_Goal of the exercise_: Check every line of the entries below for the word "JSON", and copy the ones that have it.

Items from a figure collection:
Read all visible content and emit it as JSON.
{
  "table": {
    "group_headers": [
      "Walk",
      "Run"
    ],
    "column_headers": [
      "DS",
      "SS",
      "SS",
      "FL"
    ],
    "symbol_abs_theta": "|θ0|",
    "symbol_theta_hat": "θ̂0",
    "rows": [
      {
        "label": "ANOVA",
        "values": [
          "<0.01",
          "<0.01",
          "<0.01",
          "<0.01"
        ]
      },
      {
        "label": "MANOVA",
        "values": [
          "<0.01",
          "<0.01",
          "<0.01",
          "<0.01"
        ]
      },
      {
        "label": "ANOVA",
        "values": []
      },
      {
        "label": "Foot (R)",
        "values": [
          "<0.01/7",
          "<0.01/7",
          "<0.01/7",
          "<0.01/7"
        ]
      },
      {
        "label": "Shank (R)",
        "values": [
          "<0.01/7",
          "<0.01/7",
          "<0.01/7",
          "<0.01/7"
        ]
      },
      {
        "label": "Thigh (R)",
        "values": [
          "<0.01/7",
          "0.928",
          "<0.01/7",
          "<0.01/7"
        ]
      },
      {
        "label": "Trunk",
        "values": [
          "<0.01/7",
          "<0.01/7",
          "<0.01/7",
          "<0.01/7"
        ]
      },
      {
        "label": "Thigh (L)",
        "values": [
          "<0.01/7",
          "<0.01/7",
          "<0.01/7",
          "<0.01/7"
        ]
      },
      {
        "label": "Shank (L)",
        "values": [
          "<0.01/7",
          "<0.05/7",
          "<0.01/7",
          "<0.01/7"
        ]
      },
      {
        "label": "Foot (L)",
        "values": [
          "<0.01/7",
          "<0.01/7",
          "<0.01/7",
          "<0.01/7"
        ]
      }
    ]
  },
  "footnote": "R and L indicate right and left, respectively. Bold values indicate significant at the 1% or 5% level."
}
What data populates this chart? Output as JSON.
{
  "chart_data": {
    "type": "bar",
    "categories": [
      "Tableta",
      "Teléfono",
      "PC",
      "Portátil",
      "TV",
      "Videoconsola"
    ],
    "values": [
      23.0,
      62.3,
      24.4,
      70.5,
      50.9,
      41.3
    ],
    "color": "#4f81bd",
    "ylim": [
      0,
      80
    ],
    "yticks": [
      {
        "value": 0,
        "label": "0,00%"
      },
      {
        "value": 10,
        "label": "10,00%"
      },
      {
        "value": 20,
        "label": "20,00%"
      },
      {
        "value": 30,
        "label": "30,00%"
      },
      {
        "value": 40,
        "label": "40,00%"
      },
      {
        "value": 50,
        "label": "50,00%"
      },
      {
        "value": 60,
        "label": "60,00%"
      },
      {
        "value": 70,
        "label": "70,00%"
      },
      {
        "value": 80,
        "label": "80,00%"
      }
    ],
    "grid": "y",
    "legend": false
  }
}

_Full output_:
Read all visible content and emit it as JSON.
What data populates this chart? Output as JSON.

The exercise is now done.